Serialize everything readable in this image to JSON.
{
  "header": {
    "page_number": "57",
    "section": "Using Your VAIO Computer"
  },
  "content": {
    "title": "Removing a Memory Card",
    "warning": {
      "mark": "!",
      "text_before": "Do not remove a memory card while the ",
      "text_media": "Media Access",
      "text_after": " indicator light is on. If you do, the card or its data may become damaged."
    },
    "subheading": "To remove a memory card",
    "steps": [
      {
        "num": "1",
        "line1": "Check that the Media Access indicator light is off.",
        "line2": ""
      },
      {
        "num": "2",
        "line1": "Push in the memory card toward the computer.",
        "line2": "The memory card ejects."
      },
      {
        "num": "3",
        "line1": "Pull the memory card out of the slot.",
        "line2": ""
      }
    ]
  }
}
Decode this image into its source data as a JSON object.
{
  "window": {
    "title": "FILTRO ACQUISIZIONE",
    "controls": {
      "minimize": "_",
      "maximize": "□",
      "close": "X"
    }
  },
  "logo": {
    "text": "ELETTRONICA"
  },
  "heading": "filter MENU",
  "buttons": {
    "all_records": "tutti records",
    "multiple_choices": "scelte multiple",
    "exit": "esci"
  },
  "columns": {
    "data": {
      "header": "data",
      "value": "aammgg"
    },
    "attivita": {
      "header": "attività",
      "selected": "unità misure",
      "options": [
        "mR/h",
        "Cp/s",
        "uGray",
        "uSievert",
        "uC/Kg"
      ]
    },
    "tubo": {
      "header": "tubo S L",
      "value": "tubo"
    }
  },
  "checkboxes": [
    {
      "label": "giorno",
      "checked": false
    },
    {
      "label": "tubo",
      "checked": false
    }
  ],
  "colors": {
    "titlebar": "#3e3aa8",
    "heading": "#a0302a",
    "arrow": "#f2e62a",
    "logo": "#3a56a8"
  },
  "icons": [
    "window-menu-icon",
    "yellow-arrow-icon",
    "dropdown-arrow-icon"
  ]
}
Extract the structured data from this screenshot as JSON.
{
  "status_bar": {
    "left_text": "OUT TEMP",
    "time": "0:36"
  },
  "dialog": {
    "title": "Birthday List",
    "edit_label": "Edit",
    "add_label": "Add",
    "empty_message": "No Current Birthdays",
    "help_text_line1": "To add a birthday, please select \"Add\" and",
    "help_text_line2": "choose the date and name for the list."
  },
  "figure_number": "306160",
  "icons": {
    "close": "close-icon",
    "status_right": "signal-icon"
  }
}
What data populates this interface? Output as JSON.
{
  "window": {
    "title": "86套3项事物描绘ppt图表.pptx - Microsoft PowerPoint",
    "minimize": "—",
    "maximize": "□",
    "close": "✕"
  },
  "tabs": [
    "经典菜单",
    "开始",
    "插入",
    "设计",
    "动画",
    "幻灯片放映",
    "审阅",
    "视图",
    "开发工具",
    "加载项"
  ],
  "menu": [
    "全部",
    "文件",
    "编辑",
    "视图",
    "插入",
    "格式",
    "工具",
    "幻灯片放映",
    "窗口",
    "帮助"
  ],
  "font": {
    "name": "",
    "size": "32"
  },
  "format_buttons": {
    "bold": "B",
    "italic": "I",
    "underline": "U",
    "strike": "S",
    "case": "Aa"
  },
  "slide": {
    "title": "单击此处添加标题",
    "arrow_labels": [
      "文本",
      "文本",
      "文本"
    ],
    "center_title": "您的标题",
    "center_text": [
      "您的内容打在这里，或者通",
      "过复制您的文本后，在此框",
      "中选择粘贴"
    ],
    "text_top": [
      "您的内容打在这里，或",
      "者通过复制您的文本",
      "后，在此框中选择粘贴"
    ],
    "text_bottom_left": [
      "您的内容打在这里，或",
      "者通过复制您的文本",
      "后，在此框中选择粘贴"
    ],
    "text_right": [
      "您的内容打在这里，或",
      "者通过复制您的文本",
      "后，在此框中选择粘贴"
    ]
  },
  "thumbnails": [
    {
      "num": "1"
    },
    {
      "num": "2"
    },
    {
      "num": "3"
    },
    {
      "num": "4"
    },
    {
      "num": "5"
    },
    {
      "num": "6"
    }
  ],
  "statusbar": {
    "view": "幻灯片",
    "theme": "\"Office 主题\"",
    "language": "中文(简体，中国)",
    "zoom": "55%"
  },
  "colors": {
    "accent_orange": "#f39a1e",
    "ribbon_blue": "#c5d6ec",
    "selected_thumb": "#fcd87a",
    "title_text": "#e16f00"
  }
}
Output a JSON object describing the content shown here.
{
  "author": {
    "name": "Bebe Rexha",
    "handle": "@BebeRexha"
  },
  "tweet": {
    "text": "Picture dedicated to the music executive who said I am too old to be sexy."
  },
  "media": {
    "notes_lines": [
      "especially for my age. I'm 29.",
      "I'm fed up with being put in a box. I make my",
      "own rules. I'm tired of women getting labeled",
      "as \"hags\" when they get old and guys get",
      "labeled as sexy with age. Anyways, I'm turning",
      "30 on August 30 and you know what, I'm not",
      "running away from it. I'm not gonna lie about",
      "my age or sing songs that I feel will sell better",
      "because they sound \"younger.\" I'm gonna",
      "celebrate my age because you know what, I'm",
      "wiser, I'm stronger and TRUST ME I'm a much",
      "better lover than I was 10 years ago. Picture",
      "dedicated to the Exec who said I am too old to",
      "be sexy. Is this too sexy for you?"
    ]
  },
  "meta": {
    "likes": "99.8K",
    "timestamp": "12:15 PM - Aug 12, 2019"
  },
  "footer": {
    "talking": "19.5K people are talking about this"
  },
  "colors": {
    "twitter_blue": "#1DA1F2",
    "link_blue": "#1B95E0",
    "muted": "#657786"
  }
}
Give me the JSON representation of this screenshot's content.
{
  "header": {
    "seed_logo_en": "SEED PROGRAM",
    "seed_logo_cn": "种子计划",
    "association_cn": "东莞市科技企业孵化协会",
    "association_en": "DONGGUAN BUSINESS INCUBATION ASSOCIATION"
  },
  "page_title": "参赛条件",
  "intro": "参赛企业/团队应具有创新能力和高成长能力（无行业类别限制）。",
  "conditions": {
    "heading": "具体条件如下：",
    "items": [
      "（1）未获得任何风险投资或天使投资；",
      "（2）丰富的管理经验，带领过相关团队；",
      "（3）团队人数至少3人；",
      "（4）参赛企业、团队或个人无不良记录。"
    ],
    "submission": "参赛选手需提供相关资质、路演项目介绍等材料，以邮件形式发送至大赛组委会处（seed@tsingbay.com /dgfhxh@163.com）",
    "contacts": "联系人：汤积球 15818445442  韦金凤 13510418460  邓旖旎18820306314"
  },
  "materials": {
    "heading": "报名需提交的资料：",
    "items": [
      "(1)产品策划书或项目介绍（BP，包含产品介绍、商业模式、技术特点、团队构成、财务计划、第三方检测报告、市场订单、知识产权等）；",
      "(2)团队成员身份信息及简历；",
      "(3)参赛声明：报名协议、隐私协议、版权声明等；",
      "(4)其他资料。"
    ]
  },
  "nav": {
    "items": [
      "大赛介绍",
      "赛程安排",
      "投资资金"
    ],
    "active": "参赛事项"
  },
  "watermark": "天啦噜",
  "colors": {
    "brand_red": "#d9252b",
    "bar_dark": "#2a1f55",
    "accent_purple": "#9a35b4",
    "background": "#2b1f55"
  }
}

•••••

Identify lines with the string "dedicated". Copy each one.

### Response
    "text": "Picture dedicated to the music executive who said I am too old to be sexy."
      "dedicated to the Exec who said I am too old to",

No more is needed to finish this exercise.